EXERCISE DETAILS =
Examine the records and identify each line that includes the string "Burn". Copy those lines.

DATA FOR THIS EXERCISE =

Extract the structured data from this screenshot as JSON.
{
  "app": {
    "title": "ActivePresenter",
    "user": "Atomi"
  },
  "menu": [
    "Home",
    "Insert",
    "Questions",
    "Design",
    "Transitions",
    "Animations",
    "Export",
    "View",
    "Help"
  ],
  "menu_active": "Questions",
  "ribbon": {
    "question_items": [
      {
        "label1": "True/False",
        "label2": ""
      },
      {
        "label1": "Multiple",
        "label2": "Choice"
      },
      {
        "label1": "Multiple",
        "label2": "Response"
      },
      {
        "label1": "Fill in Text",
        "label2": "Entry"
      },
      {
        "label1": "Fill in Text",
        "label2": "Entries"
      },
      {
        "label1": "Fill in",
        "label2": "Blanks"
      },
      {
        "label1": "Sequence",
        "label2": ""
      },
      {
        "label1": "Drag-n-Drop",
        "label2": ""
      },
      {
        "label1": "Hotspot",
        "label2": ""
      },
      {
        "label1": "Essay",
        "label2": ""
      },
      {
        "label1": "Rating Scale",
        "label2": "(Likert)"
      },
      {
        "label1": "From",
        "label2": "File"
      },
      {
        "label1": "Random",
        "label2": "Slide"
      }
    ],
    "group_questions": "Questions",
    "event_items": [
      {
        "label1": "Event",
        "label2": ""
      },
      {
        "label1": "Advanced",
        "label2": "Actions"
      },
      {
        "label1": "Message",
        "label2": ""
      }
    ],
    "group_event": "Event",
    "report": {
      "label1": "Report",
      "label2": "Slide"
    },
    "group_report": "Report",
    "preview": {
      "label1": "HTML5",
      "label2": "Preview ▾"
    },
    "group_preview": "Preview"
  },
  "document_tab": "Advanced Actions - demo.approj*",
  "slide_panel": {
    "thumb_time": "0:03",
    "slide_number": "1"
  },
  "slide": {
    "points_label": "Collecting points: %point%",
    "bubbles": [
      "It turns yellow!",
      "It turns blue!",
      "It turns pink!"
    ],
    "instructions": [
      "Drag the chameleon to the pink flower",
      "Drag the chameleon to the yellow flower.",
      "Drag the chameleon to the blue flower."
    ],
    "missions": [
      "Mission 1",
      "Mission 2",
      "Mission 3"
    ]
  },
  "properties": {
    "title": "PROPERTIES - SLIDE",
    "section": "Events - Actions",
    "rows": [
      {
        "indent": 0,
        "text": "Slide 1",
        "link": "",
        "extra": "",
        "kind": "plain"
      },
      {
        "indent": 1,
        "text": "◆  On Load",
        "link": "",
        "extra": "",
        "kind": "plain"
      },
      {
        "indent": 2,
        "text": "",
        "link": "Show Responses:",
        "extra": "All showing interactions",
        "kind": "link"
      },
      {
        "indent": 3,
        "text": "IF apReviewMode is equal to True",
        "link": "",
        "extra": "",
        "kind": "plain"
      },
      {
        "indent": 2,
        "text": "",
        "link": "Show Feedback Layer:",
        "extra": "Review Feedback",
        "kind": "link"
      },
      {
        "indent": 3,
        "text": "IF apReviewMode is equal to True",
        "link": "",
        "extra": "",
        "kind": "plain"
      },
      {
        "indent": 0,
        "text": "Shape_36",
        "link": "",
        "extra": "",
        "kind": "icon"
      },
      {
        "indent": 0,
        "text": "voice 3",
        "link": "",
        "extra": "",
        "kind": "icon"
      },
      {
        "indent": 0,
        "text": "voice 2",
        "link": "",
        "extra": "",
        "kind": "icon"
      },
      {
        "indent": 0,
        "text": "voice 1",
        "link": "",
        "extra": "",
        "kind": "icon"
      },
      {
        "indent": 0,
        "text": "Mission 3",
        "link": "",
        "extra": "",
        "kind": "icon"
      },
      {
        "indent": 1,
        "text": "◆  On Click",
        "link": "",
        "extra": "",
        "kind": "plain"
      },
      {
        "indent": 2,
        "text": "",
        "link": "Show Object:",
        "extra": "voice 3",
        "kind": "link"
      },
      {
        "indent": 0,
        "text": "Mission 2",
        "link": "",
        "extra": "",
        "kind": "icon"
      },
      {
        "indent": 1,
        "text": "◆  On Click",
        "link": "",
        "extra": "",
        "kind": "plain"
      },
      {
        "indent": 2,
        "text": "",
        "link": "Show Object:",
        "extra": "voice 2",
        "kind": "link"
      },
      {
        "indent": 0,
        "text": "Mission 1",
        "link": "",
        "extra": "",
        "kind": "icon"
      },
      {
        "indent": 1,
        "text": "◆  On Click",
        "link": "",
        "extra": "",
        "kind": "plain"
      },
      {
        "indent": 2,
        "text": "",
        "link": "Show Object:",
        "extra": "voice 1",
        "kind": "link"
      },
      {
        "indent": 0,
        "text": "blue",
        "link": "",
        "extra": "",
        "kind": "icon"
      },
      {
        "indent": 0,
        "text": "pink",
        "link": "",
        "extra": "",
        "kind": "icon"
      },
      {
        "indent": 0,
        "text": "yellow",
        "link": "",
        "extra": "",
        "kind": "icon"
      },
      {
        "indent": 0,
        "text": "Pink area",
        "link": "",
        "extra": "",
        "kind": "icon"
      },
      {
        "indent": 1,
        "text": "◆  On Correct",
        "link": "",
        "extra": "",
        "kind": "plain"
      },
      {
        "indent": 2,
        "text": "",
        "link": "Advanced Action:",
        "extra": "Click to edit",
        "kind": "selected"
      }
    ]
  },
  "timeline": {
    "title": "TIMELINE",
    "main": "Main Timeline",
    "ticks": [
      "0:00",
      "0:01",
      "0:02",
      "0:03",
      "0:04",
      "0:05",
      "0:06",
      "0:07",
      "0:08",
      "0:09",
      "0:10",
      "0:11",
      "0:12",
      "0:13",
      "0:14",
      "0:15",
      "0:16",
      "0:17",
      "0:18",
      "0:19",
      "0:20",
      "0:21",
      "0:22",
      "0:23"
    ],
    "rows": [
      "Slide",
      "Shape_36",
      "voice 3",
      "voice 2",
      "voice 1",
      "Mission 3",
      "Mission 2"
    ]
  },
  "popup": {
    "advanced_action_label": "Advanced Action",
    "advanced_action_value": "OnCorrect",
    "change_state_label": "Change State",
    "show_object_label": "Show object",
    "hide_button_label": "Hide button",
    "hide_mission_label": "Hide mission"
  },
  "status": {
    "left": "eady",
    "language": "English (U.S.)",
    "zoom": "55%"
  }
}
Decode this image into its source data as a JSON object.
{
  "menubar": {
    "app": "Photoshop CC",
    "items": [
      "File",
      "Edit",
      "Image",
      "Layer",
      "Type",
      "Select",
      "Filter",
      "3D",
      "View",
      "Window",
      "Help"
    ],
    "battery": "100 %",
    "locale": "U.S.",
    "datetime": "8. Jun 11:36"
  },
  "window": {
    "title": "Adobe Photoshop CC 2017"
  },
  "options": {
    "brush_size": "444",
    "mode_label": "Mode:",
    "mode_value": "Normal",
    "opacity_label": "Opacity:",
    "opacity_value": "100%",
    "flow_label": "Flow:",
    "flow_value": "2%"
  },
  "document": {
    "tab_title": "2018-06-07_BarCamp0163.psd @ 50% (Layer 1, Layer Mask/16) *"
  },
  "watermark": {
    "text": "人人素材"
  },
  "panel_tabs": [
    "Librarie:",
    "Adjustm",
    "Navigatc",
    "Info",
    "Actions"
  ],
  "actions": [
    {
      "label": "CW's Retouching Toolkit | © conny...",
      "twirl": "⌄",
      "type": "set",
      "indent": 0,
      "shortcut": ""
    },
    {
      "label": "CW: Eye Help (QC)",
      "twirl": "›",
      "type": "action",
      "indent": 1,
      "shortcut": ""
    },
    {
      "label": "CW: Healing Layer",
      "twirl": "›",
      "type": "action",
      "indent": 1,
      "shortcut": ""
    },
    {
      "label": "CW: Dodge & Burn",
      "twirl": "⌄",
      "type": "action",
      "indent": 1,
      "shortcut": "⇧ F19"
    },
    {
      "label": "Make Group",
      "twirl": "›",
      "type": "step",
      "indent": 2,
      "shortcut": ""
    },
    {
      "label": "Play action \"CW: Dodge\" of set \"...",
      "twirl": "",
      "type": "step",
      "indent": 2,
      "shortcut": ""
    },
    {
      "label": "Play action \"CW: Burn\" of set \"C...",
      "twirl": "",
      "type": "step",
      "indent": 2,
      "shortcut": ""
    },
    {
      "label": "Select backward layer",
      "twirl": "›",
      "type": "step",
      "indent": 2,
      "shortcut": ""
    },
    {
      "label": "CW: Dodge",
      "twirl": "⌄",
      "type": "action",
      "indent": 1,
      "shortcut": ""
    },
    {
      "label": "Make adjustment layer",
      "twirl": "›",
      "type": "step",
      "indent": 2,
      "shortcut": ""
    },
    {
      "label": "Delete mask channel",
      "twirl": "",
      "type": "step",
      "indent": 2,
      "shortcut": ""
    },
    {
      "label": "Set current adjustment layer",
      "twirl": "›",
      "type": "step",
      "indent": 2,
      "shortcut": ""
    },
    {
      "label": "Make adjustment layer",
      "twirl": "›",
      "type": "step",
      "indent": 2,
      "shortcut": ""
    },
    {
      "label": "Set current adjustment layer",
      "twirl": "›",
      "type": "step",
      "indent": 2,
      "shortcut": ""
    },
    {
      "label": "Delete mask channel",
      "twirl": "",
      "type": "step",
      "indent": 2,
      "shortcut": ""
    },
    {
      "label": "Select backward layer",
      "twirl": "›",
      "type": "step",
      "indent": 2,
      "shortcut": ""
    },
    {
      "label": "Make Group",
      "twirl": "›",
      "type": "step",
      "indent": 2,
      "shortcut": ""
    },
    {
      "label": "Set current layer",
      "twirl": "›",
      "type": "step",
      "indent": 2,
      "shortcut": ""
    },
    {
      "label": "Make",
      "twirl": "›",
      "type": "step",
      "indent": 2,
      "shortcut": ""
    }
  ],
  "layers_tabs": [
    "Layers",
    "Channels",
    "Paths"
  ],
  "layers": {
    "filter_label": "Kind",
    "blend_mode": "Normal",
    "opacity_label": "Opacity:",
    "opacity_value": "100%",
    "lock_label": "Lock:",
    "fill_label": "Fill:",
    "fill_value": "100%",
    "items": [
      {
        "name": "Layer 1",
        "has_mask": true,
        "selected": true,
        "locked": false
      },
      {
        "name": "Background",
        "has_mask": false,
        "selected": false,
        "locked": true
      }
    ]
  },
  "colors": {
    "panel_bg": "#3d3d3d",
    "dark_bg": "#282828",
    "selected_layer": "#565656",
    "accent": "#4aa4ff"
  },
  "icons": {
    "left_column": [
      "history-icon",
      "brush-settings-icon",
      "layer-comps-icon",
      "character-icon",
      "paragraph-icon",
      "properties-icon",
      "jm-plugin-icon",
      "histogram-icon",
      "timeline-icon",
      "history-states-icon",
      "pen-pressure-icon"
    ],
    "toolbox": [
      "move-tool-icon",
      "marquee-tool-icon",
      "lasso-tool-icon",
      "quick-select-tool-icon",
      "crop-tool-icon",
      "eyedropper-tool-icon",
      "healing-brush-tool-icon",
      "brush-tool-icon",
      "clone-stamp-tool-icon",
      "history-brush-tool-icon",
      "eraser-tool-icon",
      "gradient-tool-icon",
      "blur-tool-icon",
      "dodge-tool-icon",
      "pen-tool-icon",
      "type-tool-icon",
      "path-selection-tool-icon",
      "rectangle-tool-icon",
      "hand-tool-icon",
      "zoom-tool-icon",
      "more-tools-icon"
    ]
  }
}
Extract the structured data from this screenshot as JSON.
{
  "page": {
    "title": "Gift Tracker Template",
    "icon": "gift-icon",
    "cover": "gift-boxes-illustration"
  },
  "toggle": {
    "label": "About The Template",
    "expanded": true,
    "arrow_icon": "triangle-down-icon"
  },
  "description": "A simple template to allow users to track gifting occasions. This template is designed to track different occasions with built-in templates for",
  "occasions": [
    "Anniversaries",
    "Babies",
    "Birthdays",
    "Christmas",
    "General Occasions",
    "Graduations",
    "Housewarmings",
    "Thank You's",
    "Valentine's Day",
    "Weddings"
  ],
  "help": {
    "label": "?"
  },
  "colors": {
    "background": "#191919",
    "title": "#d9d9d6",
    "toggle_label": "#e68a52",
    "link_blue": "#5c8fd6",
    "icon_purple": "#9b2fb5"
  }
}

SOLUTION =
      "label": "CW: Dodge & Burn",
      "label": "Play action \"CW: Burn\" of set \"C...",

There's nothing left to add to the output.